* [Source]:
<<<<

Saturday, December 04, 2004

By Request: Reasoning

In my most recent plea for requests, Richard asked:
How does reasoning work?
What a question! You could pretty much reword it as, "How does cognition work?" Clearly, I'm not prepared or qualified, much less capable of answering that question sufficiently. Fortunately for me, Richard got more specific, writing:
For example, from beliefs that P, and that P->Q, what causes us to then believe Q?
Other stuff about the gap between normative logic and how people *actually* reason would be interesting too - ya know, all those fallacies and such that we fall for.
He also referenced this good little post from Jonathan Ichikawa, which raises a whole other set of issues. So, my task isn't an easy one, but I'm going to try to post on reasoning as best I can. The different topics that these short questions envoke are numerous, and I don't think I can write about them all, at least not in the near future. Obviously, there's the difference between deductive and inductive reasoning, then there are issues and subissues like domain-general vs. domain-specific processes, mental models (which Jonathan's post alludes to, consciously or not), causal and counterfactual reasoning, heuristics and biases, analogical reasoning, categorical inference, probabilistic reasoning, conditional reasoning, etc. It's hard to know exactly how to touch on all of these, or even most of them, in a blog post (or series of posts), and I've spent some time trying to decide how I should do it. The solution I've come up with is to basically wing it. However, I have decided on a definite starting point. The starting point is Richard's last request, the one about errors in reasoning. I think that if we start here, we'll start to see many of the other issues emerging, and the ones that don't emerge we can get to eventually. So, let's get started.

>>>>

Items from a data source:
<<<<

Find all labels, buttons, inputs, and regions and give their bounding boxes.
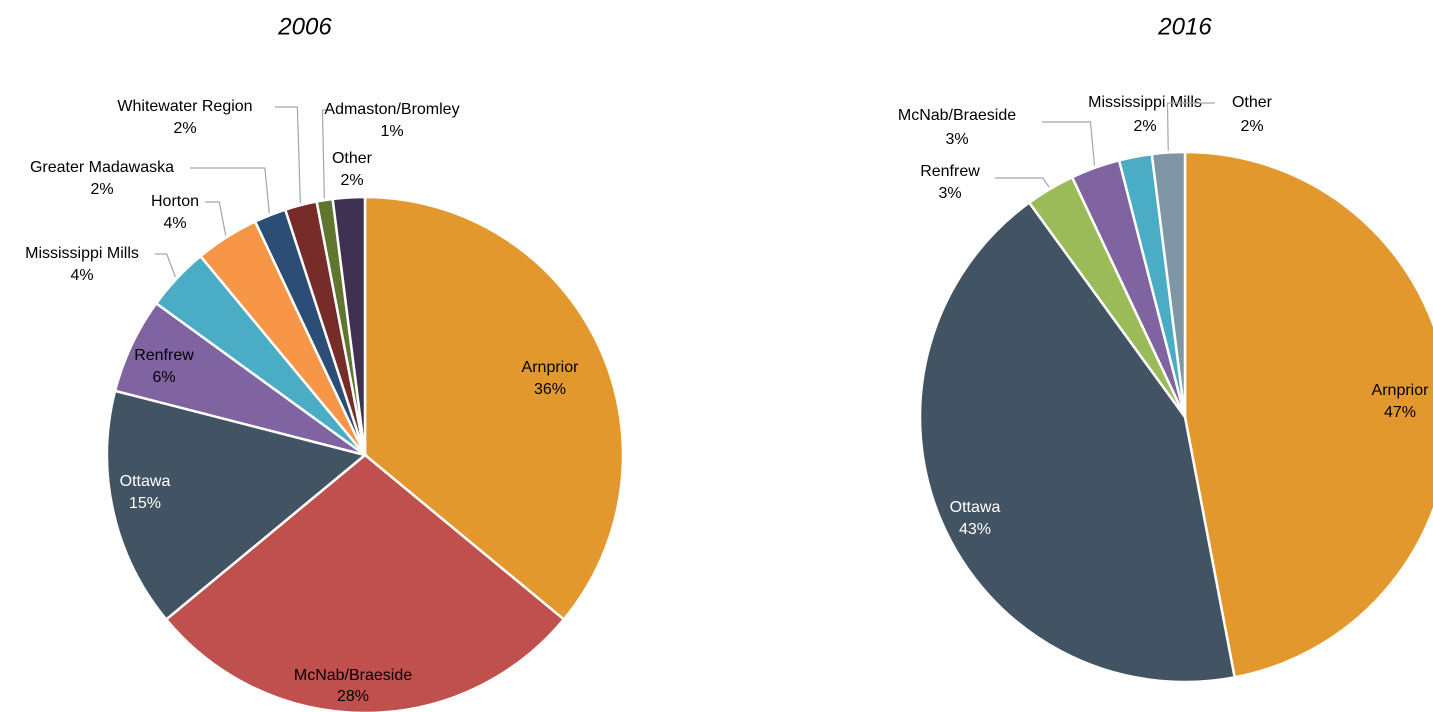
slice-value-label: 43% [959,521,991,538]
pie-slice [331,195,367,456]
chart-title: 2006 [277,13,332,40]
slice-label: Renfrew [920,163,980,180]
slice-label: McNab/Braeside [898,107,1016,124]
leader-line [190,167,270,214]
slice-value-label: 2% [173,120,196,137]
slice-label: Other [1232,94,1273,111]
pie-slice [363,195,625,622]
slice-label: Ottawa [120,473,171,490]
slice-label: Ottawa [950,499,1001,516]
slice-value-label: 2% [1240,118,1263,135]
pie-slice [164,453,566,712]
leader-line [1166,102,1215,151]
leader-line [205,201,227,236]
slice-value-label: 15% [129,495,161,512]
slice-label: Other [332,150,373,167]
slice-label: Horton [151,193,199,210]
pie-slice [1183,150,1433,679]
slice-value-label: 3% [938,185,961,202]
slice-label: Mississippi Mills [1088,94,1202,111]
leader-line [1042,121,1096,166]
slice-value-label: 2% [340,172,363,189]
slice-label: Whitewater Region [117,98,252,115]
chart-title: 2016 [1157,13,1212,40]
leader-line [995,177,1050,188]
slice-value-label: 36% [534,381,566,398]
slice-value-label: 6% [152,369,175,386]
pie-slice [918,200,1237,684]
slice-value-label: 4% [163,215,186,232]
slice-label: Arnprior [522,359,580,376]
leader-line [321,109,330,199]
slice-value-label: 3% [945,131,968,148]
slice-label: McNab/Braeside [294,667,412,684]
leader-line [155,253,177,278]
pie-slice [1150,150,1187,418]
slice-label: Arnprior [1372,382,1430,399]
slice-value-label: 4% [70,267,93,284]
slice-value-label: 47% [1384,404,1416,421]
slice-label: Mississippi Mills [25,245,139,262]
slice-value-label: 2% [1133,118,1156,135]
leader-line [275,106,301,204]
slice-value-label: 1% [380,123,403,140]
slice-value-label: 2% [90,181,113,198]
slice-value-label: 28% [337,688,369,705]
slice-label: Admaston/Bromley [324,101,459,118]
pie-slice [105,389,368,622]
slice-label: Renfrew [134,347,194,364]
slice-label: Greater Madawaska [30,159,174,176]
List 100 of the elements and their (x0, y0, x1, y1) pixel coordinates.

>>>>

* [Tasks to complete]:
(A) In the reasoning post, which of Richard's requests does the writer pick as the starting point?
(B) Please write the next part of the reasoning post, picking up after its final sentence.

* [Results of the tasks]:
(A) His last request, the one about errors in reasoning.

(B)
Wason Selection Task

An interesting and informative place to start, when looking at errors in human reasoning, is the Wason selection task1. Imagine you are given the following two-sided cards:

Posted by Hello

You are then given the this rule: If there is a vowel on one side of a card, then there is an odd number on the other side. If you are asked to select the minimum number of cards, which cards would you need to check to determine if this rule is true? Almost everyone picks the "E" card, when given this task. However, what other card(s) should you check? Ninety percent of participants select either only "E," or select "E" and "7." Almost no one selects the R. Those of you with a background in logic will immediately notice the problem with both of those elections. Yes, you should check "E," because if there is an even number on the other side of "E," then the rule is false. This is a simple instantiation of modus ponens. Also, participants are correct in not selecting the "R." The rule says nothing about what should be on the other side of a consonant. However, "7" is irrelevant. If there is a vowel on the other side, then the rule can still be true, but if there is a consonant on the other side, then we haven't learned anything. Participants who select the "7" are committing the common fallacy of affirming the consequent. Instead, people should select the "2," because if there is a vowel on the other side of the "2" card, then the rule is false. This is the rule modus tollens.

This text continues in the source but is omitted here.